Every line of the records must be repeated exactly; pictures stay out.

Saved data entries
════════════════════

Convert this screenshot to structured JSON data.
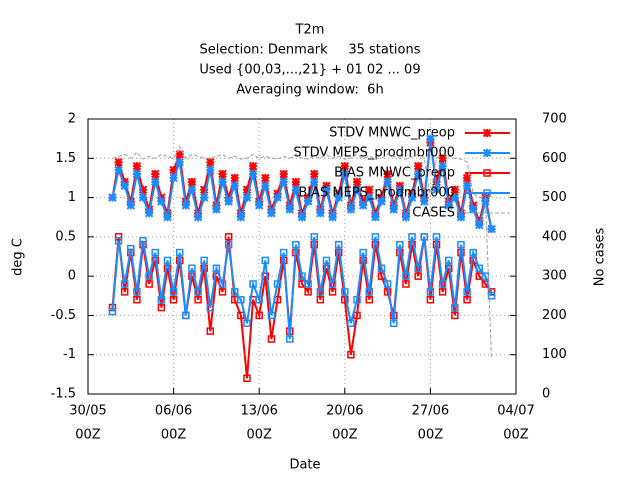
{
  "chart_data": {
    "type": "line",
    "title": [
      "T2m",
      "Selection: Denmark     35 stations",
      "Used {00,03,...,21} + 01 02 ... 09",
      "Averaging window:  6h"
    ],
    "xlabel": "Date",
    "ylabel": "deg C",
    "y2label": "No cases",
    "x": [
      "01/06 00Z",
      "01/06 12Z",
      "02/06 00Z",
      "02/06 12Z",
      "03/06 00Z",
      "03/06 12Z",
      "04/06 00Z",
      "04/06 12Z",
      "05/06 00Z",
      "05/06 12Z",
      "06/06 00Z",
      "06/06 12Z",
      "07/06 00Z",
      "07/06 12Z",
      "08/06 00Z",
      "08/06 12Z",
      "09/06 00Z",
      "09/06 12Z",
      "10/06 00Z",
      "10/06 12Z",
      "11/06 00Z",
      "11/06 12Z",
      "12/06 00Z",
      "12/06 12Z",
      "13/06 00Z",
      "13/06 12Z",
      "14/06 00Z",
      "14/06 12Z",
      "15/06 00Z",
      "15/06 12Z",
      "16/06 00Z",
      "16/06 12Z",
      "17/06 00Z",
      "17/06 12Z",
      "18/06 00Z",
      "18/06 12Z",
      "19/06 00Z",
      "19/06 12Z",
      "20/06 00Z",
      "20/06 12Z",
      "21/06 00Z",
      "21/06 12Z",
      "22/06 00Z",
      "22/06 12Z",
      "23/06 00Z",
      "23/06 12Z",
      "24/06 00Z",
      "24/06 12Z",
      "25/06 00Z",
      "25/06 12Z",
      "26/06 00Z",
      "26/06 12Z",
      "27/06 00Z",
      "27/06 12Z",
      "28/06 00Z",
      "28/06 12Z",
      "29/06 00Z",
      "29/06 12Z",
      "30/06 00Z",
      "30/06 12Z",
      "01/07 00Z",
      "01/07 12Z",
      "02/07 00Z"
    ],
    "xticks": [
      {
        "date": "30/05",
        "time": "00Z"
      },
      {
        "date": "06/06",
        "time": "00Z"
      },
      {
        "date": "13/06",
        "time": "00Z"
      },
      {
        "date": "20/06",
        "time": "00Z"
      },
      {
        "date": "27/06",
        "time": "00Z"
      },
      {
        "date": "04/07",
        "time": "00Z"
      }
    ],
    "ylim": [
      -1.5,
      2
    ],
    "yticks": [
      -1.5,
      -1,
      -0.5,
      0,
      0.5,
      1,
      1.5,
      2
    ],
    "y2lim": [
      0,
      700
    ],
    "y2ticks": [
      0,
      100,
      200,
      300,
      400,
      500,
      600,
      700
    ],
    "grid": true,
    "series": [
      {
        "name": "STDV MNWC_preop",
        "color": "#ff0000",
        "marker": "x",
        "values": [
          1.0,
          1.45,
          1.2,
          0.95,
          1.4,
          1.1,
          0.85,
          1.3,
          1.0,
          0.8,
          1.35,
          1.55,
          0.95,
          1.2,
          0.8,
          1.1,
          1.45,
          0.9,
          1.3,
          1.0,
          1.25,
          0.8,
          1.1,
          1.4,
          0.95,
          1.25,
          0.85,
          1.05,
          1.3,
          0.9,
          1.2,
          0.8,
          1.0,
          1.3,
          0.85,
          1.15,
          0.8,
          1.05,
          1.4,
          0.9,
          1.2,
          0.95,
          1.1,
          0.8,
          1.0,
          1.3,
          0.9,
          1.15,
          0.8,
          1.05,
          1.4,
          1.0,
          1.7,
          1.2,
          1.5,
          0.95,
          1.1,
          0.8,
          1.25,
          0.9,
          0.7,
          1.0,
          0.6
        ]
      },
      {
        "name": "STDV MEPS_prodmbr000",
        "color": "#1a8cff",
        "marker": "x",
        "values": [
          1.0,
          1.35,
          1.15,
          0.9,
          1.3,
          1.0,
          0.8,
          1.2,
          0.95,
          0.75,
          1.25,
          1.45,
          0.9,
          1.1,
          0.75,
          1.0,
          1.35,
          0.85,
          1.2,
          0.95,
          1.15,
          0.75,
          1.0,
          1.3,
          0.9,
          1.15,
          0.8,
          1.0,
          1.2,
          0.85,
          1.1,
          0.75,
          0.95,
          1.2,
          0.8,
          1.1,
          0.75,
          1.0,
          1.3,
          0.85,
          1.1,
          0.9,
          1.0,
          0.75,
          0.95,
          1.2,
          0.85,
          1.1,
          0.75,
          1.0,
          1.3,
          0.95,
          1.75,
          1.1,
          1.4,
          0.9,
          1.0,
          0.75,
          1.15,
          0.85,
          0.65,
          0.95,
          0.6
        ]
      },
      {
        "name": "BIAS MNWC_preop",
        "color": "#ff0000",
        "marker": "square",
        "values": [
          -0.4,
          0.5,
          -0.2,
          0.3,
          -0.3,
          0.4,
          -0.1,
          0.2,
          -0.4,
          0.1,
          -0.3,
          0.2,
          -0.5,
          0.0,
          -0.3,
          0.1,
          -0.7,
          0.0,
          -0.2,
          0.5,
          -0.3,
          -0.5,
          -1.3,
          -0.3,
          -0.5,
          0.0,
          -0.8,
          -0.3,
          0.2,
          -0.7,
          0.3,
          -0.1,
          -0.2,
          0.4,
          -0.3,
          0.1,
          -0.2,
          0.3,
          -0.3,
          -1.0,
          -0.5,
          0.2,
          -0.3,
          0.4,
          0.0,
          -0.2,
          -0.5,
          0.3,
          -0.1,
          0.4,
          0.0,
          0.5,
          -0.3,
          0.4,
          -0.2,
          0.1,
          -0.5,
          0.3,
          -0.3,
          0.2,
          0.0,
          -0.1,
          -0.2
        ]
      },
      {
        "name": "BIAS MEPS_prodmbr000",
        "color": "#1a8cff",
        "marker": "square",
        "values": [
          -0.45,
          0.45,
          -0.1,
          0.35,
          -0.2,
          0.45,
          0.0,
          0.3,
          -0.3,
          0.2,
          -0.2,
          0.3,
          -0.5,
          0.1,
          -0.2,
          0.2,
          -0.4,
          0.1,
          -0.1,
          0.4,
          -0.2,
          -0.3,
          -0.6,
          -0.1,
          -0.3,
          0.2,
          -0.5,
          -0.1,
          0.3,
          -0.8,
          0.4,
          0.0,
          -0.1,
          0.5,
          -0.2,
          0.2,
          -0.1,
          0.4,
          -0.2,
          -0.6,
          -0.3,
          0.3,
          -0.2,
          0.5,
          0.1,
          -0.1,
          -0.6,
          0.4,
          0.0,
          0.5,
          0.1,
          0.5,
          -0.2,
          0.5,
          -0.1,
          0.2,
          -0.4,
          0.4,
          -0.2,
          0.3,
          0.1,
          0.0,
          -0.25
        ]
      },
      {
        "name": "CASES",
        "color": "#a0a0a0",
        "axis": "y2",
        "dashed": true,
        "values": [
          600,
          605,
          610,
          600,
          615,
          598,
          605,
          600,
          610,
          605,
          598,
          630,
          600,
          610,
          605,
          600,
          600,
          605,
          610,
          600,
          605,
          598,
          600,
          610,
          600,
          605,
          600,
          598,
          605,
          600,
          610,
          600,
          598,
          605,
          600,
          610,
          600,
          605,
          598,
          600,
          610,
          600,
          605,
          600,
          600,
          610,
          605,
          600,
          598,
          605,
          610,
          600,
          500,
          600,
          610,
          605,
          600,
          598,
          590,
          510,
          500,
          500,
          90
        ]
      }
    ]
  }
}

════════════════════

Exercise answer:
Convert this screenshot to structured JSON data.
{
  "chart_data": {
    "type": "line",
    "title": [
      "T2m",
      "Selection: Denmark     35 stations",
      "Used {00,03,...,21} + 01 02 ... 09",
      "Averaging window:  6h"
    ],
    "xlabel": "Date",
    "ylabel": "deg C",
    "y2label": "No cases",
    "x": [
      "01/06 00Z",
      "01/06 12Z",
      "02/06 00Z",
      "02/06 12Z",
      "03/06 00Z",
      "03/06 12Z",
      "04/06 00Z",
      "04/06 12Z",
      "05/06 00Z",
      "05/06 12Z",
      "06/06 00Z",
      "06/06 12Z",
      "07/06 00Z",
      "07/06 12Z",
      "08/06 00Z",
      "08/06 12Z",
      "09/06 00Z",
      "09/06 12Z",
      "10/06 00Z",
      "10/06 12Z",
      "11/06 00Z",
      "11/06 12Z",
      "12/06 00Z",
      "12/06 12Z",
      "13/06 00Z",
      "13/06 12Z",
      "14/06 00Z",
      "14/06 12Z",
      "15/06 00Z",
      "15/06 12Z",
      "16/06 00Z",
      "16/06 12Z",
      "17/06 00Z",
      "17/06 12Z",
      "18/06 00Z",
      "18/06 12Z",
      "19/06 00Z",
      "19/06 12Z",
      "20/06 00Z",
      "20/06 12Z",
      "21/06 00Z",
      "21/06 12Z",
      "22/06 00Z",
      "22/06 12Z",
      "23/06 00Z",
      "23/06 12Z",
      "24/06 00Z",
      "24/06 12Z",
      "25/06 00Z",
      "25/06 12Z",
      "26/06 00Z",
      "26/06 12Z",
      "27/06 00Z",
      "27/06 12Z",
      "28/06 00Z",
      "28/06 12Z",
      "29/06 00Z",
      "29/06 12Z",
      "30/06 00Z",
      "30/06 12Z",
      "01/07 00Z",
      "01/07 12Z",
      "02/07 00Z"
    ],
    "xticks": [
      {
        "date": "30/05",
        "time": "00Z"
      },
      {
        "date": "06/06",
        "time": "00Z"
      },
      {
        "date": "13/06",
        "time": "00Z"
      },
      {
        "date": "20/06",
        "time": "00Z"
      },
      {
        "date": "27/06",
        "time": "00Z"
      },
      {
        "date": "04/07",
        "time": "00Z"
      }
    ],
    "ylim": [
      -1.5,
      2
    ],
    "yticks": [
      -1.5,
      -1,
      -0.5,
      0,
      0.5,
      1,
      1.5,
      2
    ],
    "y2lim": [
      0,
      700
    ],
    "y2ticks": [
      0,
      100,
      200,
      300,
      400,
      500,
      600,
      700
    ],
    "grid": true,
    "series": [
      {
        "name": "STDV MNWC_preop",
        "color": "#ff0000",
        "marker": "x",
        "values": [
          1.0,
          1.45,
          1.2,
          0.95,
          1.4,
          1.1,
          0.85,
          1.3,
          1.0,
          0.8,
          1.35,
          1.55,
          0.95,
          1.2,
          0.8,
          1.1,
          1.45,
          0.9,
          1.3,
          1.0,
          1.25,
          0.8,
          1.1,
          1.4,
          0.95,
          1.25,
          0.85,
          1.05,
          1.3,
          0.9,
          1.2,
          0.8,
          1.0,
          1.3,
          0.85,
          1.15,
          0.8,
          1.05,
          1.4,
          0.9,
          1.2,
          0.95,
          1.1,
          0.8,
          1.0,
          1.3,
          0.9,
          1.15,
          0.8,
          1.05,
          1.4,
          1.0,
          1.7,
          1.2,
          1.5,
          0.95,
          1.1,
          0.8,
          1.25,
          0.9,
          0.7,
          1.0,
          0.6
        ]
      },
      {
        "name": "STDV MEPS_prodmbr000",
        "color": "#1a8cff",
        "marker": "x",
        "values": [
          1.0,
          1.35,
          1.15,
          0.9,
          1.3,
          1.0,
          0.8,
          1.2,
          0.95,
          0.75,
          1.25,
          1.45,
          0.9,
          1.1,
          0.75,
          1.0,
          1.35,
          0.85,
          1.2,
          0.95,
          1.15,
          0.75,
          1.0,
          1.3,
          0.9,
          1.15,
          0.8,
          1.0,
          1.2,
          0.85,
          1.1,
          0.75,
          0.95,
          1.2,
          0.8,
          1.1,
          0.75,
          1.0,
          1.3,
          0.85,
          1.1,
          0.9,
          1.0,
          0.75,
          0.95,
          1.2,
          0.85,
          1.1,
          0.75,
          1.0,
          1.3,
          0.95,
          1.75,
          1.1,
          1.4,
          0.9,
          1.0,
          0.75,
          1.15,
          0.85,
          0.65,
          0.95,
          0.6
        ]
      },
      {
        "name": "BIAS MNWC_preop",
        "color": "#ff0000",
        "marker": "square",
        "values": [
          -0.4,
          0.5,
          -0.2,
          0.3,
          -0.3,
          0.4,
          -0.1,
          0.2,
          -0.4,
          0.1,
          -0.3,
          0.2,
          -0.5,
          0.0,
          -0.3,
          0.1,
          -0.7,
          0.0,
          -0.2,
          0.5,
          -0.3,
          -0.5,
          -1.3,
          -0.3,
          -0.5,
          0.0,
          -0.8,
          -0.3,
          0.2,
          -0.7,
          0.3,
          -0.1,
          -0.2,
          0.4,
          -0.3,
          0.1,
          -0.2,
          0.3,
          -0.3,
          -1.0,
          -0.5,
          0.2,
          -0.3,
          0.4,
          0.0,
          -0.2,
          -0.5,
          0.3,
          -0.1,
          0.4,
          0.0,
          0.5,
          -0.3,
          0.4,
          -0.2,
          0.1,
          -0.5,
          0.3,
          -0.3,
          0.2,
          0.0,
          -0.1,
          -0.2
        ]
      },
      {
        "name": "BIAS MEPS_prodmbr000",
        "color": "#1a8cff",
        "marker": "square",
        "values": [
          -0.45,
          0.45,
          -0.1,
          0.35,
          -0.2,
          0.45,
          0.0,
          0.3,
          -0.3,
          0.2,
          -0.2,
          0.3,
          -0.5,
          0.1,
          -0.2,
          0.2,
          -0.4,
          0.1,
          -0.1,
          0.4,
          -0.2,
          -0.3,
          -0.6,
          -0.1,
          -0.3,
          0.2,
          -0.5,
          -0.1,
          0.3,
          -0.8,
          0.4,
          0.0,
          -0.1,
          0.5,
          -0.2,
          0.2,
          -0.1,
          0.4,
          -0.2,
          -0.6,
          -0.3,
          0.3,
          -0.2,
          0.5,
          0.1,
          -0.1,
          -0.6,
          0.4,
          0.0,
          0.5,
          0.1,
          0.5,
          -0.2,
          0.5,
          -0.1,
          0.2,
          -0.4,
          0.4,
          -0.2,
          0.3,
          0.1,
          0.0,
          -0.25
        ]
      },
      {
        "name": "CASES",
        "color": "#a0a0a0",
        "axis": "y2",
        "dashed": true,
        "values": [
          600,
          605,
          610,
          600,
          615,
          598,
          605,
          600,
          610,
          605,
          598,
          630,
          600,
          610,
          605,
          600,
          600,
          605,
          610,
          600,
          605,
          598,
          600,
          610,
          600,
          605,
          600,
          598,
          605,
          600,
          610,
          600,
          598,
          605,
          600,
          610,
          600,
          605,
          598,
          600,
          610,
          600,
          605,
          600,
          600,
          610,
          605,
          600,
          598,
          605,
          610,
          600,
          500,
          600,
          610,
          605,
          600,
          598,
          590,
          510,
          500,
          500,
          90
        ]
      }
    ]
  }
}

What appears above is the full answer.